**Extracted records**
-.-.-
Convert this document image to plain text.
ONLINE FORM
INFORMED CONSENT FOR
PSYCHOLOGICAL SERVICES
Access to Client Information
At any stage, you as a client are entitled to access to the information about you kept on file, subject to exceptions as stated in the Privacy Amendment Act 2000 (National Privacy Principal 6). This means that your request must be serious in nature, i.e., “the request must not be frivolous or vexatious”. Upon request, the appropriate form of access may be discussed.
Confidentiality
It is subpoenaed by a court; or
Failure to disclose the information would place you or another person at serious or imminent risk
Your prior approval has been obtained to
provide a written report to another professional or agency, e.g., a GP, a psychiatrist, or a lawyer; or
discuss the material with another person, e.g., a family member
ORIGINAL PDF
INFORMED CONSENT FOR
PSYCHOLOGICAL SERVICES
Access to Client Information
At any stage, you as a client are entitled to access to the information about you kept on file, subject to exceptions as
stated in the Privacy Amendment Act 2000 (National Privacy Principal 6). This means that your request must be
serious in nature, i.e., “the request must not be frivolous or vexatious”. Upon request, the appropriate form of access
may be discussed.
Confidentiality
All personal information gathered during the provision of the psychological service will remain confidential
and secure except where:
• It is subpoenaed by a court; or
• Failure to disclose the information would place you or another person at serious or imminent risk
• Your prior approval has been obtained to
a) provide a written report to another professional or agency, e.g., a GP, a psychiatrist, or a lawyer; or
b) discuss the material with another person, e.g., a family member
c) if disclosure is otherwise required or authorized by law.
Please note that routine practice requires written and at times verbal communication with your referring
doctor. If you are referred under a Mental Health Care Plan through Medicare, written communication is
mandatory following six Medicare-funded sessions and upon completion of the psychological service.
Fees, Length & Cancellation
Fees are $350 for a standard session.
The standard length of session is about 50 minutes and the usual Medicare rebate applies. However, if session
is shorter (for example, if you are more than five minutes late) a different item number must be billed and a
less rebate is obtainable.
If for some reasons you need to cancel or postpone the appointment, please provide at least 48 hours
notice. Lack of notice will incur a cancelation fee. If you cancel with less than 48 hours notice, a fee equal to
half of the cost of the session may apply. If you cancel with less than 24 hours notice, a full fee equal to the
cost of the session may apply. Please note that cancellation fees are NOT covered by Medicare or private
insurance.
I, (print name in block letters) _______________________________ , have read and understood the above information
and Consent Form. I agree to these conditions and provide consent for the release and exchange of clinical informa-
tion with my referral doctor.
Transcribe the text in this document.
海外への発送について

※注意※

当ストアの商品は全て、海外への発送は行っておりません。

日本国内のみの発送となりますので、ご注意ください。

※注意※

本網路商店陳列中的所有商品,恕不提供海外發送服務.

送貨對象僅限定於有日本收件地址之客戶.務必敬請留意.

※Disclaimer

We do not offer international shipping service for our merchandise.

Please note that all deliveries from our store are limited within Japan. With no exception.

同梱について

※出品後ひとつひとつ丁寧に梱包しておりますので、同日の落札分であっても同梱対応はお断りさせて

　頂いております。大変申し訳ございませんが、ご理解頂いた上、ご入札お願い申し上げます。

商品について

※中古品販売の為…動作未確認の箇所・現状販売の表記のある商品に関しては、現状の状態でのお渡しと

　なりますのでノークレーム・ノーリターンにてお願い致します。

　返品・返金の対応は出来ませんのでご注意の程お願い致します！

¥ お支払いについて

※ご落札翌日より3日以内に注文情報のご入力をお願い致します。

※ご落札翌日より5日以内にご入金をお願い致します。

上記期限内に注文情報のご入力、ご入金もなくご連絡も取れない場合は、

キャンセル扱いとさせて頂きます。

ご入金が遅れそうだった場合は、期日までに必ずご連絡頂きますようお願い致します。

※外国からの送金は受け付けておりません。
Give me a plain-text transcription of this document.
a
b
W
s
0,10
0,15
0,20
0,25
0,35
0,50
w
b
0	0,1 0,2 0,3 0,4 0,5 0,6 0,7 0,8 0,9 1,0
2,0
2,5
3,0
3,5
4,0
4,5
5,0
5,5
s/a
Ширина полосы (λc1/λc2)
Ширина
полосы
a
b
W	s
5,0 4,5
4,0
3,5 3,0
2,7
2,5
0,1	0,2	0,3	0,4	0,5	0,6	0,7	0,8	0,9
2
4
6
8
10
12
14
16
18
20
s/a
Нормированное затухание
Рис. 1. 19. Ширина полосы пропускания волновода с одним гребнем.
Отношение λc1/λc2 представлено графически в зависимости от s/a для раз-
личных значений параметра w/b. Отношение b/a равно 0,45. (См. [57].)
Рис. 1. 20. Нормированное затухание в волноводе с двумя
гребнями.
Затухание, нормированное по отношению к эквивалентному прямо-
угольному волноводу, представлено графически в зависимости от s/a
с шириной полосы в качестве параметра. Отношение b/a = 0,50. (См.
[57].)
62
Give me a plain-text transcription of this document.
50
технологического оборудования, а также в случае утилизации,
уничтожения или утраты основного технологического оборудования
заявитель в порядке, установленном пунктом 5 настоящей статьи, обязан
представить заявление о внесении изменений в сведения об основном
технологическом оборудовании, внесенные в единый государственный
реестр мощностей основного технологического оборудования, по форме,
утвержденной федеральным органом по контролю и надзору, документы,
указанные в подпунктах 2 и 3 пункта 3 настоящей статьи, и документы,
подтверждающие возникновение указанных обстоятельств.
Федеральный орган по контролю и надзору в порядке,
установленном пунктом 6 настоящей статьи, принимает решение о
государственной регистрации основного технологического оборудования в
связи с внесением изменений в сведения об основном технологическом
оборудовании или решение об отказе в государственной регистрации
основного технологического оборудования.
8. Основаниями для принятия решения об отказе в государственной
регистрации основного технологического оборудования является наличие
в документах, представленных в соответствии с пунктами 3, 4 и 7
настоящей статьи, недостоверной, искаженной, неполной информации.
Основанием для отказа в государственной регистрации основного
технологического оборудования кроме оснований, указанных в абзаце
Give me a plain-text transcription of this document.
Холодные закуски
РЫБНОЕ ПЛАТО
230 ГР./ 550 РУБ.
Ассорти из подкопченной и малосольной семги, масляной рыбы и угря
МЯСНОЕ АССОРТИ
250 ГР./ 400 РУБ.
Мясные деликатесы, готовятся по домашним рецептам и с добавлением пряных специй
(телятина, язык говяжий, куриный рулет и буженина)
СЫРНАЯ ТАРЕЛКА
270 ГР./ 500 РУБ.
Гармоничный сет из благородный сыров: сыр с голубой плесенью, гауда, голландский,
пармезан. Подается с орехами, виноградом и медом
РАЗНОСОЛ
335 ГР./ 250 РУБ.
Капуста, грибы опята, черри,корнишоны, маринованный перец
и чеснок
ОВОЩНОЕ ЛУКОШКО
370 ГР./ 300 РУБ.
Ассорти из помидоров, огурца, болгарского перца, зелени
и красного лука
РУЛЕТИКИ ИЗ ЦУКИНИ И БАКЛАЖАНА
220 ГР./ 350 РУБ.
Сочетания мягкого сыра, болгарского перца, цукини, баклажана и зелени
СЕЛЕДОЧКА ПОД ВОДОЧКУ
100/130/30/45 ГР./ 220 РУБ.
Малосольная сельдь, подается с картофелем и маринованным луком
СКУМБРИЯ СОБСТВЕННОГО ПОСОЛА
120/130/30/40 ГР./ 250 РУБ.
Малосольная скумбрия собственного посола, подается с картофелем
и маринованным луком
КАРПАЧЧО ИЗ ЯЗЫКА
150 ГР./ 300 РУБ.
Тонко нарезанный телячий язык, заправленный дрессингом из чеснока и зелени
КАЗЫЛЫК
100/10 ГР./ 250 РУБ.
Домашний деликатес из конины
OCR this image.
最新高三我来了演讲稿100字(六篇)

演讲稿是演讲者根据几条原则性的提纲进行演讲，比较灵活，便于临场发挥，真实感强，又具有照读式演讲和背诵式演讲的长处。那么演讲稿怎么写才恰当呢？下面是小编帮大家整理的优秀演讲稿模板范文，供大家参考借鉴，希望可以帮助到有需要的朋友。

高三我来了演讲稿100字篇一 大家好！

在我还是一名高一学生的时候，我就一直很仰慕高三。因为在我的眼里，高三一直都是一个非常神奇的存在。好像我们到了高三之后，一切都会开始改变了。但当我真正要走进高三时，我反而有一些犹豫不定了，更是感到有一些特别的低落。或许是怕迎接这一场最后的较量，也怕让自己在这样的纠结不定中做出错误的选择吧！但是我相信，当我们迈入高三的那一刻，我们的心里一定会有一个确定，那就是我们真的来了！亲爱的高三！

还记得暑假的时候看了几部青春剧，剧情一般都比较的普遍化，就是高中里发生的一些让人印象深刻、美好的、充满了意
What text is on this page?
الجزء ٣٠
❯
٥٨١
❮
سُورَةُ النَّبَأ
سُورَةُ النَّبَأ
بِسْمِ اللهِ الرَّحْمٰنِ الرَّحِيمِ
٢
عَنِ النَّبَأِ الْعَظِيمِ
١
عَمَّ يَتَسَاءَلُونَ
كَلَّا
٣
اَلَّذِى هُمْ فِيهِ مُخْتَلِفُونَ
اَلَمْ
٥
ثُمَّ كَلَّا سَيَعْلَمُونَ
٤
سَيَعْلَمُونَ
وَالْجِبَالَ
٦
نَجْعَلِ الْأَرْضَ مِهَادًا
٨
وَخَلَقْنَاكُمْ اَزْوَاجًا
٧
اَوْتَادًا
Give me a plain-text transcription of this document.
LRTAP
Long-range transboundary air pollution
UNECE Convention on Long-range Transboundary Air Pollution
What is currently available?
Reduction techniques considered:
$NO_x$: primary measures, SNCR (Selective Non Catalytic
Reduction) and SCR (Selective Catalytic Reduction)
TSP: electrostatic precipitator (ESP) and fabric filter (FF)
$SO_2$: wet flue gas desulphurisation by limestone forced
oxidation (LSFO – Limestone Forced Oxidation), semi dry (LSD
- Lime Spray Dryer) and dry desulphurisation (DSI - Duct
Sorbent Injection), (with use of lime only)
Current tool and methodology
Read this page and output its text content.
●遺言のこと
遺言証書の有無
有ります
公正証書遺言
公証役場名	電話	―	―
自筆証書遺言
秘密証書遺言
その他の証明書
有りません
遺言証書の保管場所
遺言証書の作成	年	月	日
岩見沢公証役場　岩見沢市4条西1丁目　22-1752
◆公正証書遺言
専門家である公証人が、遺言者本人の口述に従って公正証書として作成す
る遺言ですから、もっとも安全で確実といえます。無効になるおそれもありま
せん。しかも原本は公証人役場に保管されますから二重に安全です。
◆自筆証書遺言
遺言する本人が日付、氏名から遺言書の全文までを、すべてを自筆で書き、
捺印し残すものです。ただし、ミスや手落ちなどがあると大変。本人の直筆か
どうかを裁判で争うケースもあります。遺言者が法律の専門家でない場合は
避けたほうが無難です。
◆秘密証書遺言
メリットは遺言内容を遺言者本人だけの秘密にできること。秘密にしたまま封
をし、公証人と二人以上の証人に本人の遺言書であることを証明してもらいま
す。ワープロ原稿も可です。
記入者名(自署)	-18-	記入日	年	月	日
-.-.-
**Brief**
State how many lines of the records above contain the word "Малосольная", and give only that number.

**Full solution**
2